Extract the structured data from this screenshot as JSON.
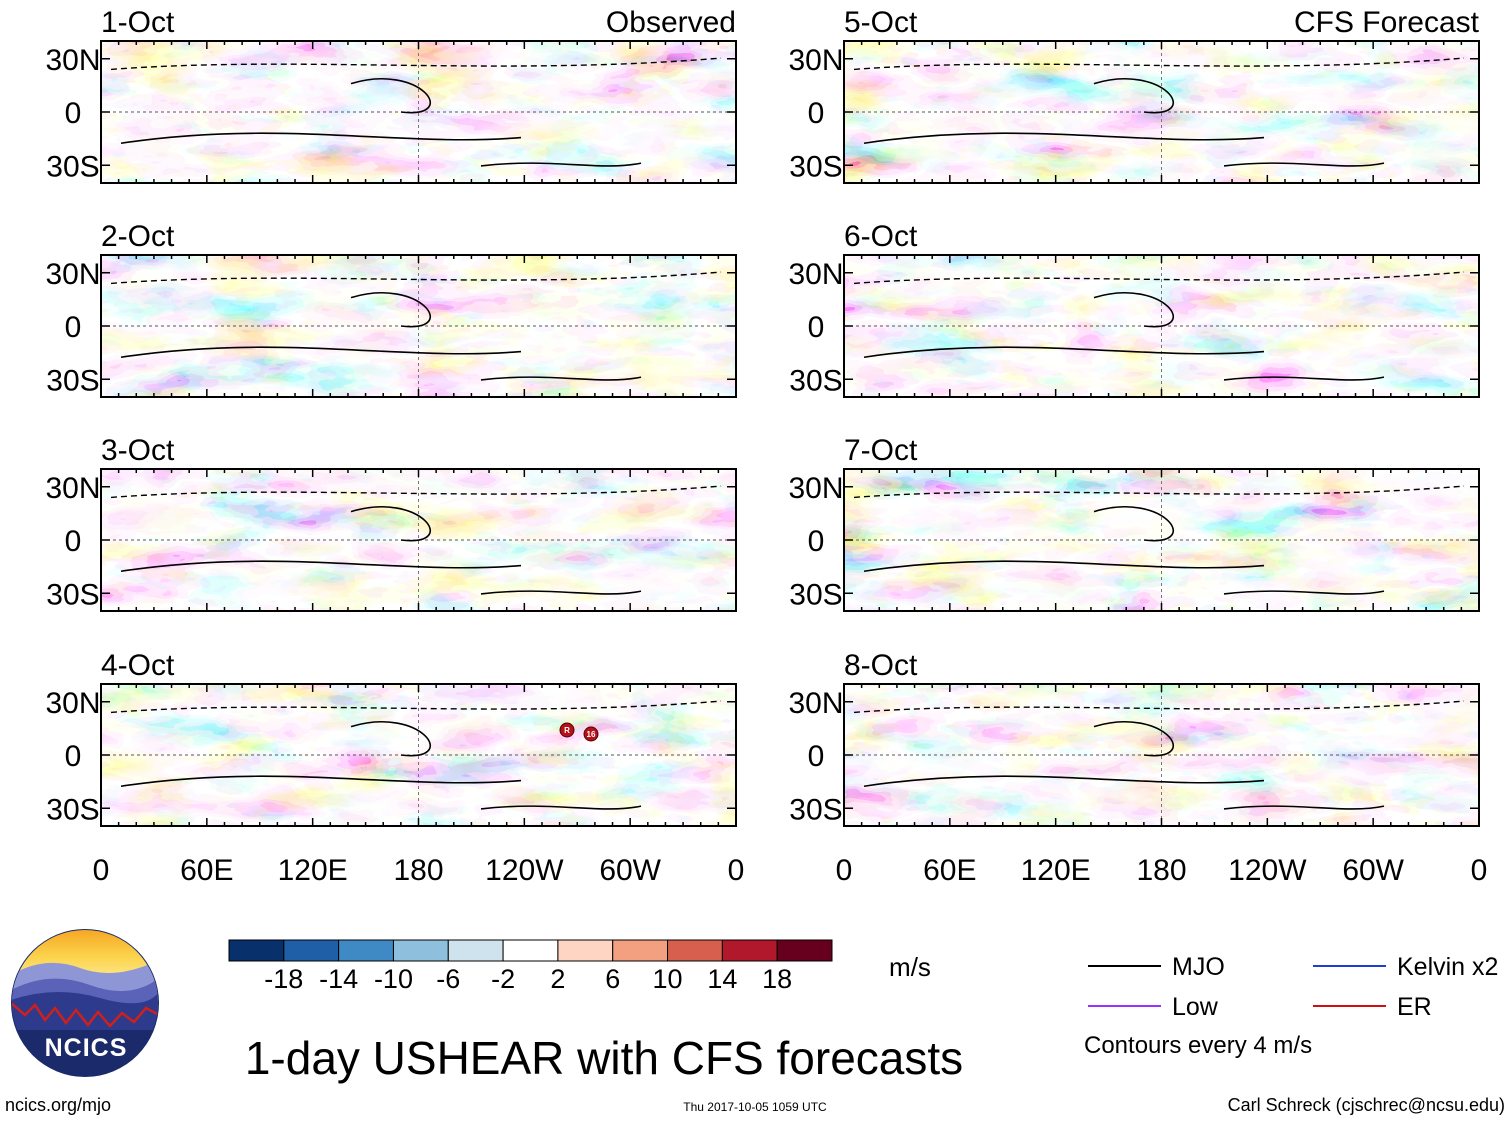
{
  "chart_data": [
    {
      "type": "heatmap",
      "title": "1-day USHEAR with CFS forecasts",
      "variable": "USHEAR",
      "units": "m/s",
      "column_labels": [
        "Observed",
        "CFS Forecast"
      ],
      "x_ticks": [
        "0",
        "60E",
        "120E",
        "180",
        "120W",
        "60W",
        "0"
      ],
      "y_ticks": [
        "30N",
        "0",
        "30S"
      ],
      "panels": [
        {
          "date": "1-Oct",
          "source": "Observed"
        },
        {
          "date": "2-Oct",
          "source": "Observed"
        },
        {
          "date": "3-Oct",
          "source": "Observed"
        },
        {
          "date": "4-Oct",
          "source": "Observed"
        },
        {
          "date": "5-Oct",
          "source": "CFS Forecast"
        },
        {
          "date": "6-Oct",
          "source": "CFS Forecast"
        },
        {
          "date": "7-Oct",
          "source": "CFS Forecast"
        },
        {
          "date": "8-Oct",
          "source": "CFS Forecast"
        }
      ],
      "colorbar": {
        "labels": [
          "-18",
          "-14",
          "-10",
          "-6",
          "-2",
          "2",
          "6",
          "10",
          "14",
          "18"
        ],
        "colors": [
          "#08306b",
          "#1f5fa8",
          "#3f8ac4",
          "#8ebfdd",
          "#cfe3ef",
          "#ffffff",
          "#fdd5c2",
          "#f2a07f",
          "#d6604d",
          "#b2182b",
          "#67001f"
        ]
      },
      "legend": [
        {
          "label": "MJO",
          "color": "#000000"
        },
        {
          "label": "Kelvin x2",
          "color": "#1f3fcf"
        },
        {
          "label": "Low",
          "color": "#9b30ff"
        },
        {
          "label": "ER",
          "color": "#d01010"
        }
      ],
      "contour_note": "Contours every 4 m/s",
      "storm_markers": [
        "R",
        "16"
      ]
    }
  ],
  "logo": {
    "text": "NCICS"
  },
  "footer": {
    "left": "ncics.org/mjo",
    "center": "Thu 2017-10-05 1059 UTC",
    "right": "Carl Schreck (cjschrec@ncsu.edu)"
  }
}
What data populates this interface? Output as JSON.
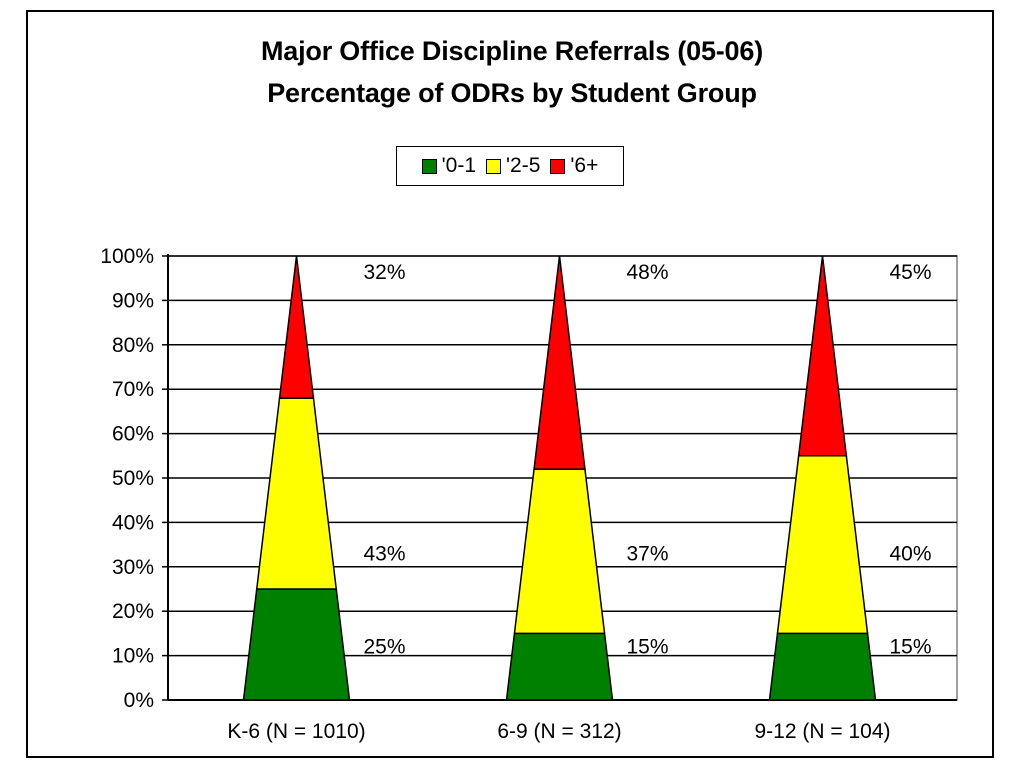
{
  "chart_data": {
    "type": "bar",
    "title": "Major Office Discipline Referrals (05-06)",
    "subtitle": "Percentage of ODRs by Student Group",
    "stacked": true,
    "shape": "cone",
    "categories": [
      "K-6 (N = 1010)",
      "6-9 (N = 312)",
      "9-12 (N = 104)"
    ],
    "series": [
      {
        "name": "'0-1",
        "color": "#008000",
        "values": [
          25,
          15,
          15
        ],
        "labels": [
          "25%",
          "15%",
          "15%"
        ]
      },
      {
        "name": "'2-5",
        "color": "#ffff00",
        "values": [
          43,
          37,
          40
        ],
        "labels": [
          "43%",
          "37%",
          "40%"
        ]
      },
      {
        "name": "'6+",
        "color": "#ff0000",
        "values": [
          32,
          48,
          45
        ],
        "labels": [
          "32%",
          "48%",
          "45%"
        ]
      }
    ],
    "ylim": [
      0,
      100
    ],
    "yticks": [
      "0%",
      "10%",
      "20%",
      "30%",
      "40%",
      "50%",
      "60%",
      "70%",
      "80%",
      "90%",
      "100%"
    ],
    "grid": true,
    "legend_position": "top"
  }
}
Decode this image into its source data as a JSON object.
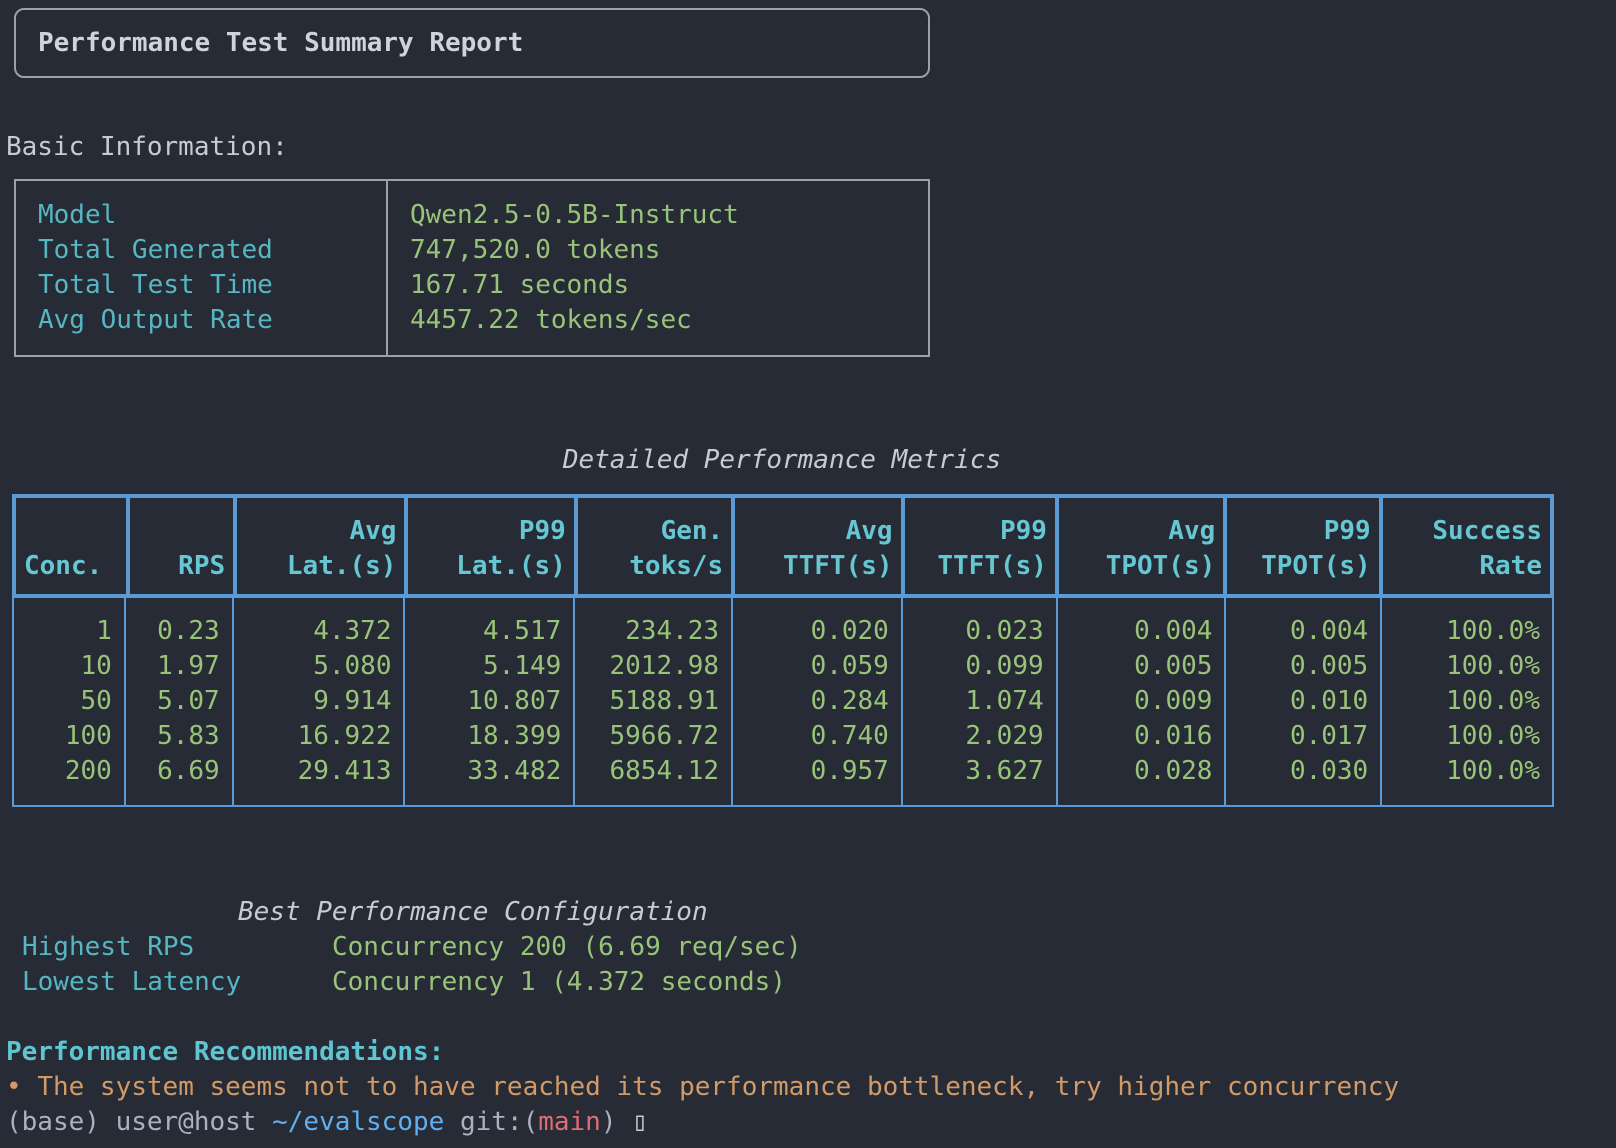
{
  "colors": {
    "background": "#262b35",
    "table_border_blue": "#5a9bd7",
    "value_green": "#98c379",
    "label_cyan": "#56b6c2",
    "header_cyan": "#66c7d2",
    "recommendation_orange": "#d19a66",
    "text_gray": "#abb2bf",
    "panel_border_gray": "#99a1ab"
  },
  "title": "Performance Test Summary Report",
  "basic_info": {
    "heading": "Basic Information:",
    "rows": [
      {
        "label": "Model",
        "value": "Qwen2.5-0.5B-Instruct"
      },
      {
        "label": "Total Generated",
        "value": "747,520.0 tokens"
      },
      {
        "label": "Total Test Time",
        "value": "167.71 seconds"
      },
      {
        "label": "Avg Output Rate",
        "value": "4457.22 tokens/sec"
      }
    ]
  },
  "metrics": {
    "title": "Detailed Performance Metrics",
    "columns": [
      {
        "l1": "",
        "l2": "Conc."
      },
      {
        "l1": "",
        "l2": "RPS"
      },
      {
        "l1": "Avg",
        "l2": "Lat.(s)"
      },
      {
        "l1": "P99",
        "l2": "Lat.(s)"
      },
      {
        "l1": "Gen.",
        "l2": "toks/s"
      },
      {
        "l1": "Avg",
        "l2": "TTFT(s)"
      },
      {
        "l1": "P99",
        "l2": "TTFT(s)"
      },
      {
        "l1": "Avg",
        "l2": "TPOT(s)"
      },
      {
        "l1": "P99",
        "l2": "TPOT(s)"
      },
      {
        "l1": "Success",
        "l2": "Rate"
      }
    ],
    "rows": [
      [
        "1",
        "0.23",
        "4.372",
        "4.517",
        "234.23",
        "0.020",
        "0.023",
        "0.004",
        "0.004",
        "100.0%"
      ],
      [
        "10",
        "1.97",
        "5.080",
        "5.149",
        "2012.98",
        "0.059",
        "0.099",
        "0.005",
        "0.005",
        "100.0%"
      ],
      [
        "50",
        "5.07",
        "9.914",
        "10.807",
        "5188.91",
        "0.284",
        "1.074",
        "0.009",
        "0.010",
        "100.0%"
      ],
      [
        "100",
        "5.83",
        "16.922",
        "18.399",
        "5966.72",
        "0.740",
        "2.029",
        "0.016",
        "0.017",
        "100.0%"
      ],
      [
        "200",
        "6.69",
        "29.413",
        "33.482",
        "6854.12",
        "0.957",
        "3.627",
        "0.028",
        "0.030",
        "100.0%"
      ]
    ]
  },
  "best_config": {
    "title": "Best Performance Configuration",
    "rows": [
      {
        "label": "Highest RPS",
        "value": "Concurrency 200 (6.69 req/sec)"
      },
      {
        "label": "Lowest Latency",
        "value": "Concurrency 1 (4.372 seconds)"
      }
    ]
  },
  "recommendations": {
    "heading": "Performance Recommendations:",
    "bullet": "• ",
    "items": [
      {
        "text": "The system seems not to have reached its performance bottleneck, try higher concurrency"
      }
    ]
  },
  "partial_prompt": {
    "fragments": [
      {
        "text": "(base) user@host ",
        "color": "#abb2bf"
      },
      {
        "text": "~/evalscope",
        "color": "#61afef"
      },
      {
        "text": " git:(",
        "color": "#abb2bf"
      },
      {
        "text": "main",
        "color": "#e06c75"
      },
      {
        "text": ") ",
        "color": "#abb2bf"
      },
      {
        "text": "▯",
        "color": "#c8ccd4"
      }
    ]
  }
}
=======
EXERCISE DESCRIPTION — Make an exact copy of the data, leaving its pictures out.

EXERCISE OUTPUT —
Extract the structured data from this screenshot as JSON.
{
  "chart_data": [
    {
      "type": "heatmap",
      "title": "1-day USHEAR with CFS forecasts",
      "variable": "USHEAR",
      "units": "m/s",
      "column_labels": [
        "Observed",
        "CFS Forecast"
      ],
      "x_ticks": [
        "0",
        "60E",
        "120E",
        "180",
        "120W",
        "60W",
        "0"
      ],
      "y_ticks": [
        "30N",
        "0",
        "30S"
      ],
      "panels": [
        {
          "date": "1-Oct",
          "source": "Observed"
        },
        {
          "date": "2-Oct",
          "source": "Observed"
        },
        {
          "date": "3-Oct",
          "source": "Observed"
        },
        {
          "date": "4-Oct",
          "source": "Observed"
        },
        {
          "date": "5-Oct",
          "source": "CFS Forecast"
        },
        {
          "date": "6-Oct",
          "source": "CFS Forecast"
        },
        {
          "date": "7-Oct",
          "source": "CFS Forecast"
        },
        {
          "date": "8-Oct",
          "source": "CFS Forecast"
        }
      ],
      "colorbar": {
        "labels": [
          "-18",
          "-14",
          "-10",
          "-6",
          "-2",
          "2",
          "6",
          "10",
          "14",
          "18"
        ],
        "colors": [
          "#08306b",
          "#1f5fa8",
          "#3f8ac4",
          "#8ebfdd",
          "#cfe3ef",
          "#ffffff",
          "#fdd5c2",
          "#f2a07f",
          "#d6604d",
          "#b2182b",
          "#67001f"
        ]
      },
      "legend": [
        {
          "label": "MJO",
          "color": "#000000"
        },
        {
          "label": "Kelvin x2",
          "color": "#1f3fcf"
        },
        {
          "label": "Low",
          "color": "#9b30ff"
        },
        {
          "label": "ER",
          "color": "#d01010"
        }
      ],
      "contour_note": "Contours every 4 m/s",
      "storm_markers": [
        "R",
        "16"
      ]
    }
  ],
  "logo": {
    "text": "NCICS"
  },
  "footer": {
    "left": "ncics.org/mjo",
    "center": "Thu 2017-10-05 1059 UTC",
    "right": "Carl Schreck (cjschrec@ncsu.edu)"
  }
}
What data populates this interface? Output as JSON.
{
  "chart_data": {
    "type": "bar",
    "title": "Major Office Discipline Referrals (05-06)",
    "subtitle": "Percentage of ODRs by Student Group",
    "stacked": true,
    "shape": "cone",
    "categories": [
      "K-6 (N = 1010)",
      "6-9 (N = 312)",
      "9-12 (N = 104)"
    ],
    "series": [
      {
        "name": "'0-1",
        "color": "#008000",
        "values": [
          25,
          15,
          15
        ],
        "labels": [
          "25%",
          "15%",
          "15%"
        ]
      },
      {
        "name": "'2-5",
        "color": "#ffff00",
        "values": [
          43,
          37,
          40
        ],
        "labels": [
          "43%",
          "37%",
          "40%"
        ]
      },
      {
        "name": "'6+",
        "color": "#ff0000",
        "values": [
          32,
          48,
          45
        ],
        "labels": [
          "32%",
          "48%",
          "45%"
        ]
      }
    ],
    "ylim": [
      0,
      100
    ],
    "yticks": [
      "0%",
      "10%",
      "20%",
      "30%",
      "40%",
      "50%",
      "60%",
      "70%",
      "80%",
      "90%",
      "100%"
    ],
    "grid": true,
    "legend_position": "top"
  }
}
Decode this image into its source data as a JSON object.
{
  "colors": {
    "background": "#262b35",
    "table_border_blue": "#5a9bd7",
    "value_green": "#98c379",
    "label_cyan": "#56b6c2",
    "header_cyan": "#66c7d2",
    "recommendation_orange": "#d19a66",
    "text_gray": "#abb2bf",
    "panel_border_gray": "#99a1ab"
  },
  "title": "Performance Test Summary Report",
  "basic_info": {
    "heading": "Basic Information:",
    "rows": [
      {
        "label": "Model",
        "value": "Qwen2.5-0.5B-Instruct"
      },
      {
        "label": "Total Generated",
        "value": "747,520.0 tokens"
      },
      {
        "label": "Total Test Time",
        "value": "167.71 seconds"
      },
      {
        "label": "Avg Output Rate",
        "value": "4457.22 tokens/sec"
      }
    ]
  },
  "metrics": {
    "title": "Detailed Performance Metrics",
    "columns": [
      {
        "l1": "",
        "l2": "Conc."
      },
      {
        "l1": "",
        "l2": "RPS"
      },
      {
        "l1": "Avg",
        "l2": "Lat.(s)"
      },
      {
        "l1": "P99",
        "l2": "Lat.(s)"
      },
      {
        "l1": "Gen.",
        "l2": "toks/s"
      },
      {
        "l1": "Avg",
        "l2": "TTFT(s)"
      },
      {
        "l1": "P99",
        "l2": "TTFT(s)"
      },
      {
        "l1": "Avg",
        "l2": "TPOT(s)"
      },
      {
        "l1": "P99",
        "l2": "TPOT(s)"
      },
      {
        "l1": "Success",
        "l2": "Rate"
      }
    ],
    "rows": [
      [
        "1",
        "0.23",
        "4.372",
        "4.517",
        "234.23",
        "0.020",
        "0.023",
        "0.004",
        "0.004",
        "100.0%"
      ],
      [
        "10",
        "1.97",
        "5.080",
        "5.149",
        "2012.98",
        "0.059",
        "0.099",
        "0.005",
        "0.005",
        "100.0%"
      ],
      [
        "50",
        "5.07",
        "9.914",
        "10.807",
        "5188.91",
        "0.284",
        "1.074",
        "0.009",
        "0.010",
        "100.0%"
      ],
      [
        "100",
        "5.83",
        "16.922",
        "18.399",
        "5966.72",
        "0.740",
        "2.029",
        "0.016",
        "0.017",
        "100.0%"
      ],
      [
        "200",
        "6.69",
        "29.413",
        "33.482",
        "6854.12",
        "0.957",
        "3.627",
        "0.028",
        "0.030",
        "100.0%"
      ]
    ]
  },
  "best_config": {
    "title": "Best Performance Configuration",
    "rows": [
      {
        "label": "Highest RPS",
        "value": "Concurrency 200 (6.69 req/sec)"
      },
      {
        "label": "Lowest Latency",
        "value": "Concurrency 1 (4.372 seconds)"
      }
    ]
  },
  "recommendations": {
    "heading": "Performance Recommendations:",
    "bullet": "• ",
    "items": [
      {
        "text": "The system seems not to have reached its performance bottleneck, try higher concurrency"
      }
    ]
  },
  "partial_prompt": {
    "fragments": [
      {
        "text": "(base) user@host ",
        "color": "#abb2bf"
      },
      {
        "text": "~/evalscope",
        "color": "#61afef"
      },
      {
        "text": " git:(",
        "color": "#abb2bf"
      },
      {
        "text": "main",
        "color": "#e06c75"
      },
      {
        "text": ") ",
        "color": "#abb2bf"
      },
      {
        "text": "▯",
        "color": "#c8ccd4"
      }
    ]
  }
}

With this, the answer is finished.